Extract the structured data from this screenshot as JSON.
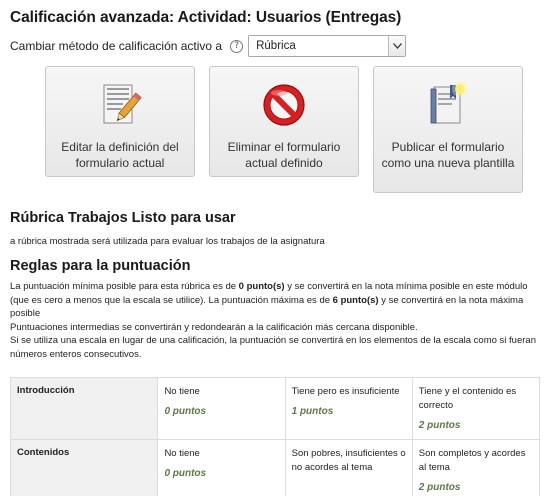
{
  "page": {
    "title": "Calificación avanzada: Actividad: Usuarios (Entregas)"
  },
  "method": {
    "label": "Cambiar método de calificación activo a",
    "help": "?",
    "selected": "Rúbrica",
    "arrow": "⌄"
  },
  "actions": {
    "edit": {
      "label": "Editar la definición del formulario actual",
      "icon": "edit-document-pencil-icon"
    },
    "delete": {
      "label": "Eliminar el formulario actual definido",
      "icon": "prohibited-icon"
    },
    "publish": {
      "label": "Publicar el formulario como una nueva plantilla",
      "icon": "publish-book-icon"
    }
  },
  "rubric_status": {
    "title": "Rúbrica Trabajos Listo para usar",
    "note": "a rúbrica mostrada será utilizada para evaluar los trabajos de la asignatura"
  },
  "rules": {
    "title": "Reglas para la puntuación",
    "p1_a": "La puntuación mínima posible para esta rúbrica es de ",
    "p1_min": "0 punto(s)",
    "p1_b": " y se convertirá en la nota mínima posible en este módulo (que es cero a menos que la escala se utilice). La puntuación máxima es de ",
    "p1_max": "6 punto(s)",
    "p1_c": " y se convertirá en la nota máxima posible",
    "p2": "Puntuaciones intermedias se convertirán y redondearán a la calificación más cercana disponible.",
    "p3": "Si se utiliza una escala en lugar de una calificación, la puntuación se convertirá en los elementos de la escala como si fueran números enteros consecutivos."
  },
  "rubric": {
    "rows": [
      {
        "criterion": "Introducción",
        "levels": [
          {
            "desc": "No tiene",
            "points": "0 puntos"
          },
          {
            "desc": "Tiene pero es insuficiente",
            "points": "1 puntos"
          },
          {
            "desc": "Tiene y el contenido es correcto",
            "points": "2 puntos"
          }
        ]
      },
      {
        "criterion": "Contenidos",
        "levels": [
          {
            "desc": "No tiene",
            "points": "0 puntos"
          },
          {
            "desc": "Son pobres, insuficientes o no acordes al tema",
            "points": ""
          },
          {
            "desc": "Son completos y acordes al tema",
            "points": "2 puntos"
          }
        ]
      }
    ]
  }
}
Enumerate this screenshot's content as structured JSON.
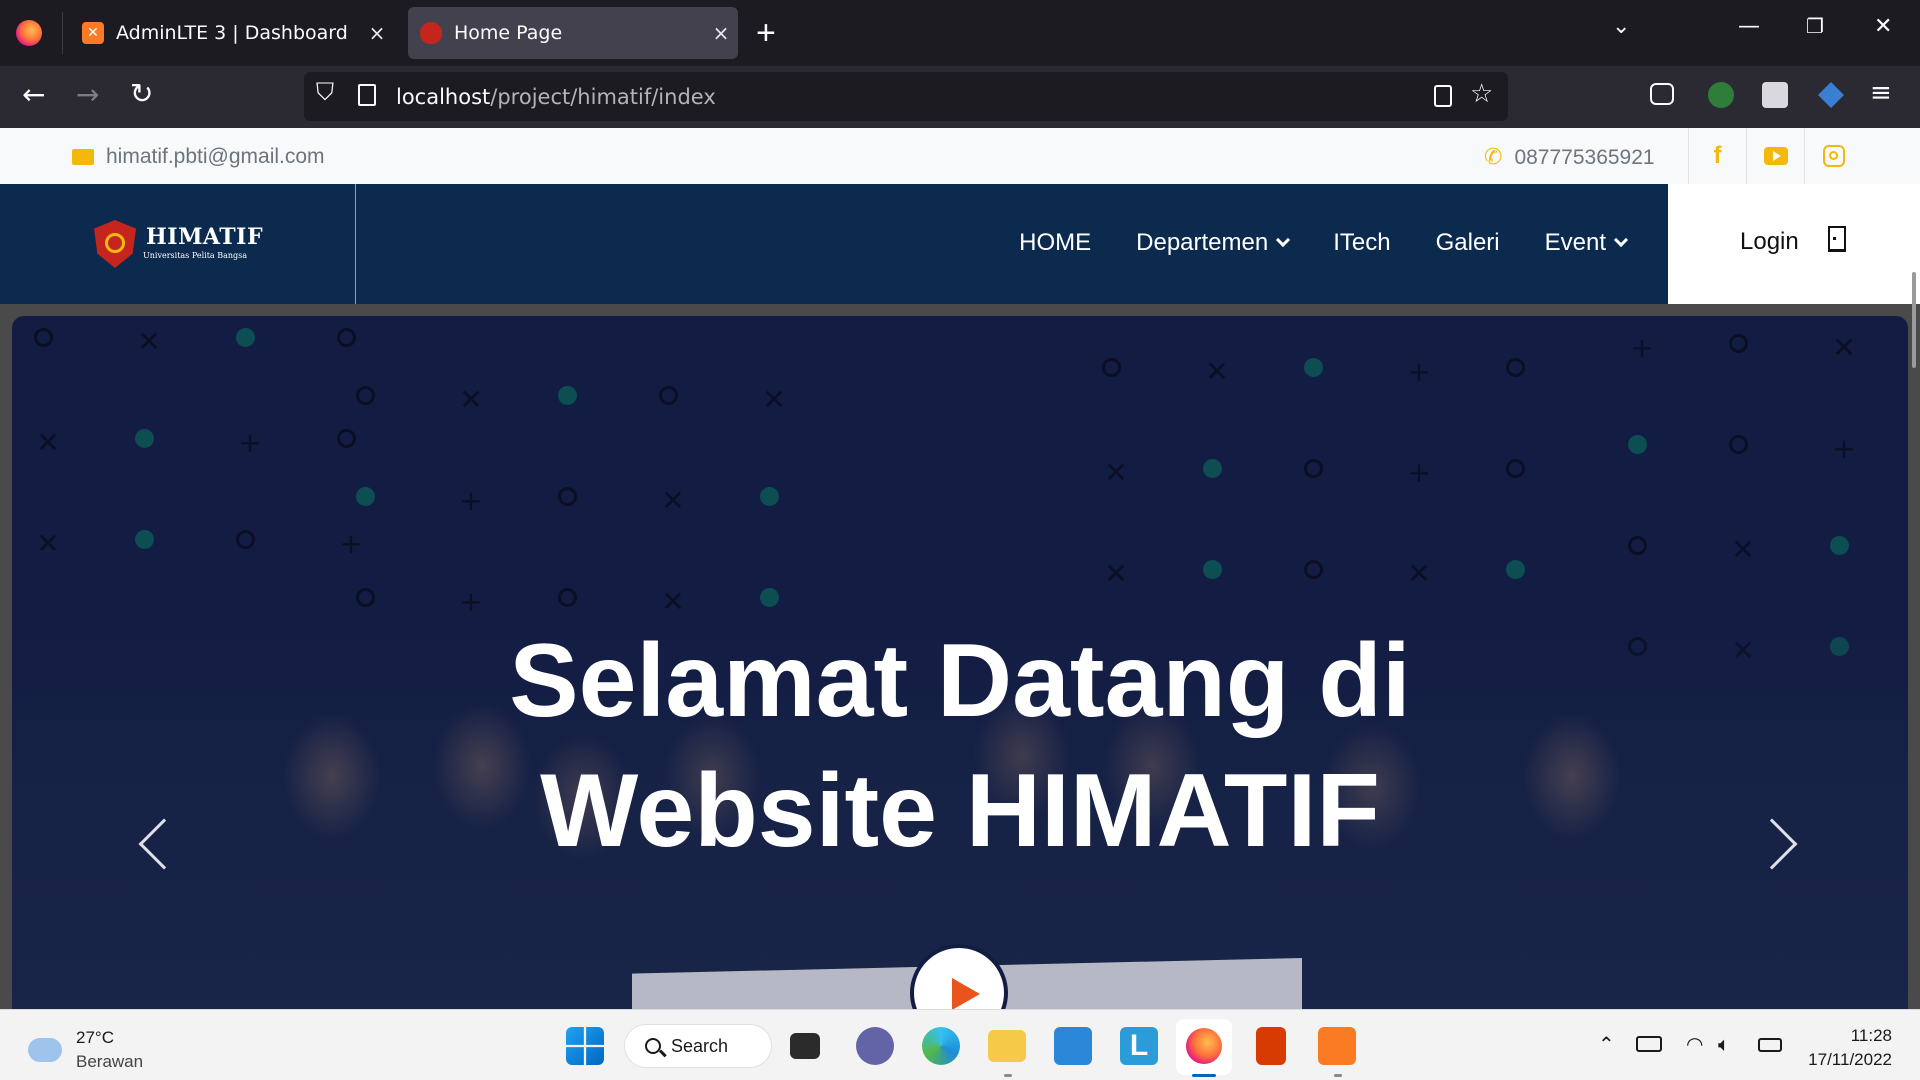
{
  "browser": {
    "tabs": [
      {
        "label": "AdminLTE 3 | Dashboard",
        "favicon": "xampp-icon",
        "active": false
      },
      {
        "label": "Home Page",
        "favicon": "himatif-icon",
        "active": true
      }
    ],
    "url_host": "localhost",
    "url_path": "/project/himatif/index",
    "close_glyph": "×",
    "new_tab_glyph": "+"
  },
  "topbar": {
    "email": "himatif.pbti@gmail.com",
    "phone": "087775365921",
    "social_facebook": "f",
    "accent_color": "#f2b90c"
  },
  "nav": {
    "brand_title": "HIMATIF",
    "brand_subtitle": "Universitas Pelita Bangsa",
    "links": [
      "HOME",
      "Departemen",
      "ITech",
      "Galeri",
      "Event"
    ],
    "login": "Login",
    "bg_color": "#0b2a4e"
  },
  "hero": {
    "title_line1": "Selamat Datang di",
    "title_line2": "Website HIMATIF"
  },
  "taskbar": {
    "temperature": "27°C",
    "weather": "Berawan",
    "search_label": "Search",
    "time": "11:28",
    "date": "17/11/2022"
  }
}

-*-

- _STATED GOAL_
How many lines in the records above contain the word "posible"? Give only the number.

- _FINAL RESULT_
3